Problem requirements: Repeat the lines below exactly as they appear, but leave out the images.

Entries provided:
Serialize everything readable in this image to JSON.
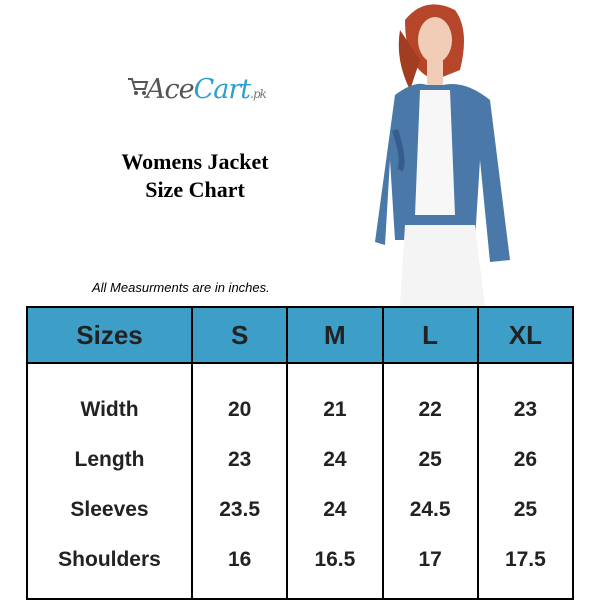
{
  "brand": {
    "name_part1": "Ace",
    "name_part2": "Cart",
    "suffix": ".pk",
    "colors": {
      "primary": "#2a9fd0",
      "secondary": "#555555"
    }
  },
  "title": {
    "line1": "Womens Jacket",
    "line2": "Size Chart"
  },
  "note": "All Measurments are in inches.",
  "table": {
    "header_color": "#3d9fc8",
    "headers": [
      "Sizes",
      "S",
      "M",
      "L",
      "XL"
    ],
    "rows": [
      [
        "Width",
        "20",
        "21",
        "22",
        "23"
      ],
      [
        "Length",
        "23",
        "24",
        "25",
        "26"
      ],
      [
        "Sleeves",
        "23.5",
        "24",
        "24.5",
        "25"
      ],
      [
        "Shoulders",
        "16",
        "16.5",
        "17",
        "17.5"
      ]
    ]
  }
}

Exercise answer:
Serialize everything readable in this image to JSON.
{
  "brand": {
    "name_part1": "Ace",
    "name_part2": "Cart",
    "suffix": ".pk",
    "colors": {
      "primary": "#2a9fd0",
      "secondary": "#555555"
    }
  },
  "title": {
    "line1": "Womens Jacket",
    "line2": "Size Chart"
  },
  "note": "All Measurments are in inches.",
  "table": {
    "header_color": "#3d9fc8",
    "headers": [
      "Sizes",
      "S",
      "M",
      "L",
      "XL"
    ],
    "rows": [
      [
        "Width",
        "20",
        "21",
        "22",
        "23"
      ],
      [
        "Length",
        "23",
        "24",
        "25",
        "26"
      ],
      [
        "Sleeves",
        "23.5",
        "24",
        "24.5",
        "25"
      ],
      [
        "Shoulders",
        "16",
        "16.5",
        "17",
        "17.5"
      ]
    ]
  }
}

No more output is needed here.